start DATASET ENTRIES

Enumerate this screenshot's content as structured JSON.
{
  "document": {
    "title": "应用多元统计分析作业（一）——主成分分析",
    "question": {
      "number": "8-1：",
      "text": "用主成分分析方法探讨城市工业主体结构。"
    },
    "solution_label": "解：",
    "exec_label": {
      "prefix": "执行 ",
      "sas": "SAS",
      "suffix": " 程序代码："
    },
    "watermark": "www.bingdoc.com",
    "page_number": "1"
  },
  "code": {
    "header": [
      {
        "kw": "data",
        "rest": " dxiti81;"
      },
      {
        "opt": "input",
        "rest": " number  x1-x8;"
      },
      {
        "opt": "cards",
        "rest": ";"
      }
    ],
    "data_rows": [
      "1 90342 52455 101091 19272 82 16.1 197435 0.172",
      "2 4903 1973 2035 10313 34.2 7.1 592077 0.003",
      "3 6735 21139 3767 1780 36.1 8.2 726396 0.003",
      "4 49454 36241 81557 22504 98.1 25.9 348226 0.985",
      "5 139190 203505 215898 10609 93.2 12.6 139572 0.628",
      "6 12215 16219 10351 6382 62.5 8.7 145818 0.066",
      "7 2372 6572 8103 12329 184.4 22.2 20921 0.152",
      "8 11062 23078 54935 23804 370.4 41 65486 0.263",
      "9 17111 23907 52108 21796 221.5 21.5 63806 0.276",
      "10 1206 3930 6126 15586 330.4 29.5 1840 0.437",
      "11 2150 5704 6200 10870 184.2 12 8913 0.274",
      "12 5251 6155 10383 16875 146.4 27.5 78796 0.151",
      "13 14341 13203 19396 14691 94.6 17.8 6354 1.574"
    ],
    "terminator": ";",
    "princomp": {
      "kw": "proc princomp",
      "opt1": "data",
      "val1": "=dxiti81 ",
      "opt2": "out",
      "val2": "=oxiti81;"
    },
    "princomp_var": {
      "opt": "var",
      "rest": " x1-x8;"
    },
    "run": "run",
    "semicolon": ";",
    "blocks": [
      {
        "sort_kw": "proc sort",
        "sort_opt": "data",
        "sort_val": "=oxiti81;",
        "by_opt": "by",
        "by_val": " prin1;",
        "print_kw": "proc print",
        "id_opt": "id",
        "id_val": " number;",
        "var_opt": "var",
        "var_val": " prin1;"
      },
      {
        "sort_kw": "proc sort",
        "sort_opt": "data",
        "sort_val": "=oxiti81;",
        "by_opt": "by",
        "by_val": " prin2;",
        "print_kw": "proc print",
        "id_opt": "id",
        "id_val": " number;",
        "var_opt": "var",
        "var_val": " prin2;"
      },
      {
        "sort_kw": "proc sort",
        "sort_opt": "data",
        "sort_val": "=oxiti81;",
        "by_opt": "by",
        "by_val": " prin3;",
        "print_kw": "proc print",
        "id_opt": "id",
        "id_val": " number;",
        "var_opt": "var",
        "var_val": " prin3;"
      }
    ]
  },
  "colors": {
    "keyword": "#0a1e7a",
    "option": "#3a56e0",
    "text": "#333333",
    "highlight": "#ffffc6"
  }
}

end DATASET ENTRIES

WHAT TO DO
List every line above containing the word "text".

FULL ANSWER
      "text": "用主成分分析方法探讨城市工业主体结构。"
    "text": "#333333",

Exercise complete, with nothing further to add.